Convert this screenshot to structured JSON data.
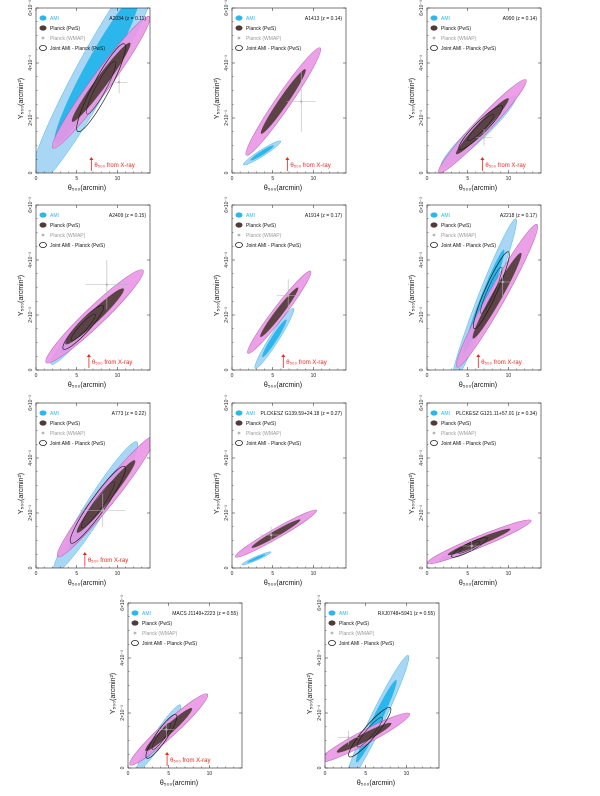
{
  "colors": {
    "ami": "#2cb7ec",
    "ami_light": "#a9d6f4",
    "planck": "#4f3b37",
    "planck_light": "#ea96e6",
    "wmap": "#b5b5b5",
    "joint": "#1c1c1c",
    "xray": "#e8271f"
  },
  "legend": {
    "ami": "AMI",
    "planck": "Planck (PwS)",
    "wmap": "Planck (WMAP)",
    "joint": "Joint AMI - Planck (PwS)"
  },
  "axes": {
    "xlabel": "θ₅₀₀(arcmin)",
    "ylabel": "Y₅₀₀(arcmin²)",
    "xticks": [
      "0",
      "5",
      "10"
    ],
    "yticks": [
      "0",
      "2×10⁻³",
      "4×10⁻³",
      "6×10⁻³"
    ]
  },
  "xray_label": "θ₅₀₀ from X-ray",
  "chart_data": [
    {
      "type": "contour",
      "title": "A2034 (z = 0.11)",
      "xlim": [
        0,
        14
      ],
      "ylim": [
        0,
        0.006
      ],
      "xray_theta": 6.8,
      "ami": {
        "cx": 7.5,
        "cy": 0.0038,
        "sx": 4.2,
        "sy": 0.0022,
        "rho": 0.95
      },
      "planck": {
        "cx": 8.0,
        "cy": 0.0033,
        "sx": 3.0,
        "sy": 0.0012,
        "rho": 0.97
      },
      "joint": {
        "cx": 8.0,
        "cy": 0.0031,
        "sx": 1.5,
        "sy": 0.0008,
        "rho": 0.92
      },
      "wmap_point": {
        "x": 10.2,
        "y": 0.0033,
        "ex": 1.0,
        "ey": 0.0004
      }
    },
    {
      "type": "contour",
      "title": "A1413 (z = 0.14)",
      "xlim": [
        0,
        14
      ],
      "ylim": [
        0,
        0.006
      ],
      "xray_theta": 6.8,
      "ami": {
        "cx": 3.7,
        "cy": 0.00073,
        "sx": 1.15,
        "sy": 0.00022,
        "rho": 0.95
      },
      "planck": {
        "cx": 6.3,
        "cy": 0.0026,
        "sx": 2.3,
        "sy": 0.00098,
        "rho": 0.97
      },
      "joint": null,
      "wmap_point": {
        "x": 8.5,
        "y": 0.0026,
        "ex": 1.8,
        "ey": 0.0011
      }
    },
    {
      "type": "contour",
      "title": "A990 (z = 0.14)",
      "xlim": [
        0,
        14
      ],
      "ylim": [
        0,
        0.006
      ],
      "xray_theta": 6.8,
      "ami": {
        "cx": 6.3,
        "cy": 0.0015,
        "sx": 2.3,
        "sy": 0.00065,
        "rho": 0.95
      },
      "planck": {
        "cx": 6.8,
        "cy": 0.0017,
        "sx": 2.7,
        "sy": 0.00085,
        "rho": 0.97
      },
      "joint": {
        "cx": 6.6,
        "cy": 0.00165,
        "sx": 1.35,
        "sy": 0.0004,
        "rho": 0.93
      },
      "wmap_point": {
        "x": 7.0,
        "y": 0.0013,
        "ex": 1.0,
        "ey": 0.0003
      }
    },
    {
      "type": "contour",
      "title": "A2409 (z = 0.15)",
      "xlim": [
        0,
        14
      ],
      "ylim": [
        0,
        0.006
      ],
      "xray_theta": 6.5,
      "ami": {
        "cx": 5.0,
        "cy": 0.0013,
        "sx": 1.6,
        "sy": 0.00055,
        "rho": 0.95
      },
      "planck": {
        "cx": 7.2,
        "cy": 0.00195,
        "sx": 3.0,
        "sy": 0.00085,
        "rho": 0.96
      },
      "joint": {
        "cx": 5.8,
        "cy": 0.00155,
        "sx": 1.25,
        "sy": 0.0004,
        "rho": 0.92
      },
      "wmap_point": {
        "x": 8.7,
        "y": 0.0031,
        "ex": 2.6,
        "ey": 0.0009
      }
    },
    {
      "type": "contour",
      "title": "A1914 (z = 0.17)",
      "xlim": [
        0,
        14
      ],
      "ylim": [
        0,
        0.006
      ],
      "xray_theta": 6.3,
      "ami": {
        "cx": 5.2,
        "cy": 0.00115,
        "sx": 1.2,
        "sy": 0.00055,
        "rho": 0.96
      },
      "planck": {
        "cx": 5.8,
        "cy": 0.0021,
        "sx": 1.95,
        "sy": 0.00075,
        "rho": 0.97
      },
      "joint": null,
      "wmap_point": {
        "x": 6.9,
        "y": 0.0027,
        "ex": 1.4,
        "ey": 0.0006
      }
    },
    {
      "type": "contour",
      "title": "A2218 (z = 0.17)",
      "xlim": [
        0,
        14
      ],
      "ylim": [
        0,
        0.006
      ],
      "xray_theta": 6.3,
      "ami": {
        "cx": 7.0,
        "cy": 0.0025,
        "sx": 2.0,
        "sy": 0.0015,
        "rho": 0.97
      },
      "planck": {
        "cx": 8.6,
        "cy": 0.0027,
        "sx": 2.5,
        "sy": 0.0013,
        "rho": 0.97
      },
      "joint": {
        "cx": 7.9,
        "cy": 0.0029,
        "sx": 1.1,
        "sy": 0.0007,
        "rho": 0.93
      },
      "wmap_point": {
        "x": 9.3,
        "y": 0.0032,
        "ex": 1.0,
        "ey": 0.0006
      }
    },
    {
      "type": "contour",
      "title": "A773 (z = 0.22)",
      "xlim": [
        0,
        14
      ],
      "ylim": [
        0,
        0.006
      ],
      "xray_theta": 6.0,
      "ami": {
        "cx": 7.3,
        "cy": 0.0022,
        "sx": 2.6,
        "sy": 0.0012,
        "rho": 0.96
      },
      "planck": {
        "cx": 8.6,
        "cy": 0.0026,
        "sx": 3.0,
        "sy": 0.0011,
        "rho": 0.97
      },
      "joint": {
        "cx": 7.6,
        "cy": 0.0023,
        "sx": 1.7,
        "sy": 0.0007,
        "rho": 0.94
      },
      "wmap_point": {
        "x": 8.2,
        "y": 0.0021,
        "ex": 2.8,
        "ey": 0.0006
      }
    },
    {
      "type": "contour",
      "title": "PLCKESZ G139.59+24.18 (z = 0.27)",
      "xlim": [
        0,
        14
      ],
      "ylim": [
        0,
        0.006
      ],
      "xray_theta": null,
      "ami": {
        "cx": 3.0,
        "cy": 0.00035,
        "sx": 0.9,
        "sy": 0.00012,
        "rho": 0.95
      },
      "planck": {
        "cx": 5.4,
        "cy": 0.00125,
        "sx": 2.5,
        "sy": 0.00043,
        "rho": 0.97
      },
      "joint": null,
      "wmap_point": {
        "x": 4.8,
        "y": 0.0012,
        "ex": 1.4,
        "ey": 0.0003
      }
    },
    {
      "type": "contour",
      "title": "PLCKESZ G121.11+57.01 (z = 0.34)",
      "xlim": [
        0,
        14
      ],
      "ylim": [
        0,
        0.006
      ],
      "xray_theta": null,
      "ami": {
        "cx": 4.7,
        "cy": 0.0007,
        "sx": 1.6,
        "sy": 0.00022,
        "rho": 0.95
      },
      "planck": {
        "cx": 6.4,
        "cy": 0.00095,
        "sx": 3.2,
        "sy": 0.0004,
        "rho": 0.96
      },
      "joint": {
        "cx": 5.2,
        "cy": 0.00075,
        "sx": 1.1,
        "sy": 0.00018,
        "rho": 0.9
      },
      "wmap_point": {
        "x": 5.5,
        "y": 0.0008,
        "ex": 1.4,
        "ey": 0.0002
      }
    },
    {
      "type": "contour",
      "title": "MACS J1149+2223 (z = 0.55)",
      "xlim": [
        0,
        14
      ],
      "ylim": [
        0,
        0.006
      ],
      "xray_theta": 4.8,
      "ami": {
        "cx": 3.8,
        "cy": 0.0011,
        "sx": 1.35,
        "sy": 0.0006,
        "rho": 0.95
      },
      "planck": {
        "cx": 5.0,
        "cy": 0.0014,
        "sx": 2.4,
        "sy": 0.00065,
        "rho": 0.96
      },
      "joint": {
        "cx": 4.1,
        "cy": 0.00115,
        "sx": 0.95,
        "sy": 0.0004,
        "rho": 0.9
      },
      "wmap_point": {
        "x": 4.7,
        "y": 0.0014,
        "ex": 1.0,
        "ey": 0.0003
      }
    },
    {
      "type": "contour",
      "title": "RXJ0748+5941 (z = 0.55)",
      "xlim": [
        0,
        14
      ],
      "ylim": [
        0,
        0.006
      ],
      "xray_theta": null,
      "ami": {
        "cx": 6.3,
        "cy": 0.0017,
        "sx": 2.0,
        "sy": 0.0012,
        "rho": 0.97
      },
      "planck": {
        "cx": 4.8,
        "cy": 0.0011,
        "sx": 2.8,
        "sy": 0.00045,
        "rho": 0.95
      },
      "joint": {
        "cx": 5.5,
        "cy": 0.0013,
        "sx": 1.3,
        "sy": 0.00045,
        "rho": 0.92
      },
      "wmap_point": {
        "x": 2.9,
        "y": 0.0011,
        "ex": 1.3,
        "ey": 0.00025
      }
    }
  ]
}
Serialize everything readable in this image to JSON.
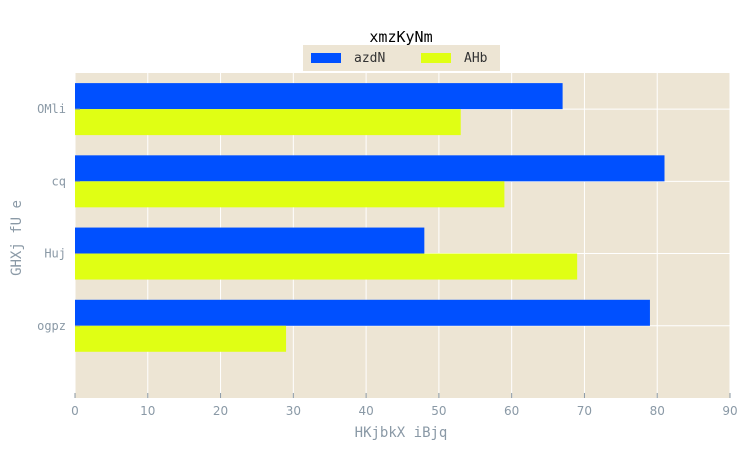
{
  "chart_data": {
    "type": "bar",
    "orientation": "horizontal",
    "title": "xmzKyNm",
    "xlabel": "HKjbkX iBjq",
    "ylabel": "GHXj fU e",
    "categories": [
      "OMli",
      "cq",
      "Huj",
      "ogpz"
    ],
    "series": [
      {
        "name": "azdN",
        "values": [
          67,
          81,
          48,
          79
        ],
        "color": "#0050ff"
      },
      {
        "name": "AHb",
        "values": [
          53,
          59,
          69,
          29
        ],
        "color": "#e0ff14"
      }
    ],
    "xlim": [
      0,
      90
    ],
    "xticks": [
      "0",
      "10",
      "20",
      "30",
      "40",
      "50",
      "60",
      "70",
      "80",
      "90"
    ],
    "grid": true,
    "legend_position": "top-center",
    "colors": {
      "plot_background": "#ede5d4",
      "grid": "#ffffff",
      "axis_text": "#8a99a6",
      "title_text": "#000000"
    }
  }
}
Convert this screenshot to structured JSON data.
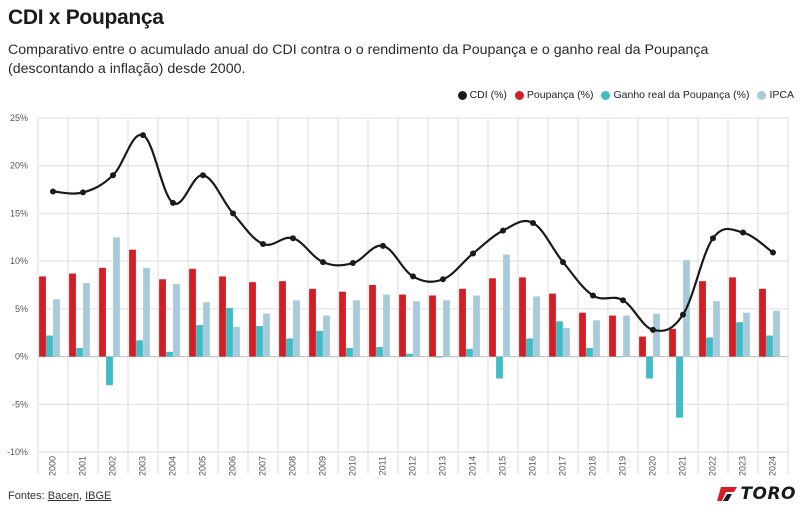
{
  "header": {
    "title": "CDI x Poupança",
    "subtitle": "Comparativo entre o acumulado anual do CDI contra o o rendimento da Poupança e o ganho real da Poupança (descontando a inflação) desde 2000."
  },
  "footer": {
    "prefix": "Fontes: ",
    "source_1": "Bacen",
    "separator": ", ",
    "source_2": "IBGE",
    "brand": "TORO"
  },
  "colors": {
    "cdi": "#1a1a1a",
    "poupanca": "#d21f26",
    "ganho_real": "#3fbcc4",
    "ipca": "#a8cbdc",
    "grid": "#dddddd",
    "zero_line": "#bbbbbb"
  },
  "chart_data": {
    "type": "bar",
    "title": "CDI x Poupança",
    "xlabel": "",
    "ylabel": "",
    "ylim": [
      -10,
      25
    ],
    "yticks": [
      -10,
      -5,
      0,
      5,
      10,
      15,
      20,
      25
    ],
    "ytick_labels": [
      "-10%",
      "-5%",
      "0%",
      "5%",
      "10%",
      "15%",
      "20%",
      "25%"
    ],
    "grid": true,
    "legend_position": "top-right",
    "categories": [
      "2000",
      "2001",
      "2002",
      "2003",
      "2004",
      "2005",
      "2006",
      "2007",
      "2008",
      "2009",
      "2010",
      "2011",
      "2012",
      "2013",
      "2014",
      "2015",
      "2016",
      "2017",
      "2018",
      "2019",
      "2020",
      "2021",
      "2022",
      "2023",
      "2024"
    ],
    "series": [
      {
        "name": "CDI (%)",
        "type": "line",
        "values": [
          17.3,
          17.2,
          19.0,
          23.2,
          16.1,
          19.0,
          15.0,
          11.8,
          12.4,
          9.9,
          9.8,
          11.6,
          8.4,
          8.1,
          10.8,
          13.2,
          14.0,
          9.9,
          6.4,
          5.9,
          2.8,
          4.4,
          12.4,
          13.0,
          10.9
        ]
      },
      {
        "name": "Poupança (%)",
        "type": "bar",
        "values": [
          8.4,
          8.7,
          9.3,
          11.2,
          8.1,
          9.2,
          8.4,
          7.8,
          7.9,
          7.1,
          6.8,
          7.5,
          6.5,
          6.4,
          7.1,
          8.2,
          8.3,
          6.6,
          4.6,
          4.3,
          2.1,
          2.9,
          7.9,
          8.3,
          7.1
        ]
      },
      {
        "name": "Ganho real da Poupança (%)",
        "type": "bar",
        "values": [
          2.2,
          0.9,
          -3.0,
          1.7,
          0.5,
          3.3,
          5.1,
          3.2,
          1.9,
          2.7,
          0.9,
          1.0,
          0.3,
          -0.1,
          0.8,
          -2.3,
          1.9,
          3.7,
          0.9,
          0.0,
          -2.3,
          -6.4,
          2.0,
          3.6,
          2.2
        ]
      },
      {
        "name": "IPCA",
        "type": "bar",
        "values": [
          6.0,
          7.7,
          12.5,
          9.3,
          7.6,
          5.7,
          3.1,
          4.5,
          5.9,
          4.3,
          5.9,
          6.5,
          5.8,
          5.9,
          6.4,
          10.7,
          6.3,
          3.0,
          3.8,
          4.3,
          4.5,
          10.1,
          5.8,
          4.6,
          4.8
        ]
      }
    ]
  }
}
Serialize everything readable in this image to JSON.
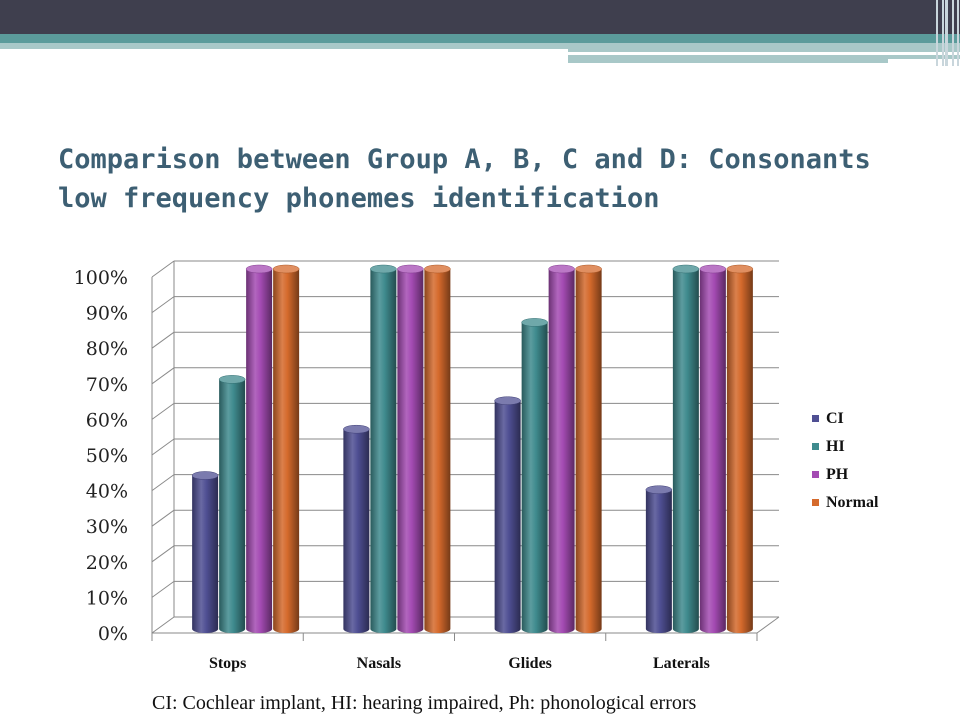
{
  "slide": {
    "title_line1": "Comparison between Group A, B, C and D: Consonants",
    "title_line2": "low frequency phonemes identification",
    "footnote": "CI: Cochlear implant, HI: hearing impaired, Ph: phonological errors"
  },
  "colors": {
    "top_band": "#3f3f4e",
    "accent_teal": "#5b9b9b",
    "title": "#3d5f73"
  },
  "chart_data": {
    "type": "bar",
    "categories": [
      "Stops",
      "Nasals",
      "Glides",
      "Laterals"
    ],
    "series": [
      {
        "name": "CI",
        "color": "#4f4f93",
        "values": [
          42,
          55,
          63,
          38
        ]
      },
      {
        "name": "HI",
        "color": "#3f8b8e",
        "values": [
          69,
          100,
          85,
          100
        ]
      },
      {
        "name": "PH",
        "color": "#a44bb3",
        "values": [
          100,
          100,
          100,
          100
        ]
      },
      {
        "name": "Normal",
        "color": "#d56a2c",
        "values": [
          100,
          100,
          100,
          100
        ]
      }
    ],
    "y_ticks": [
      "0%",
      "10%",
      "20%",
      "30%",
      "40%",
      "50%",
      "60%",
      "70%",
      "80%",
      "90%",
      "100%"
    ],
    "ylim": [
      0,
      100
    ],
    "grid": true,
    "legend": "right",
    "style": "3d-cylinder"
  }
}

- _Challenge_
Lines containing the word "PLCKESZ" are to be counted in the listing; state their number alone.

- _Solution for this exercise_
2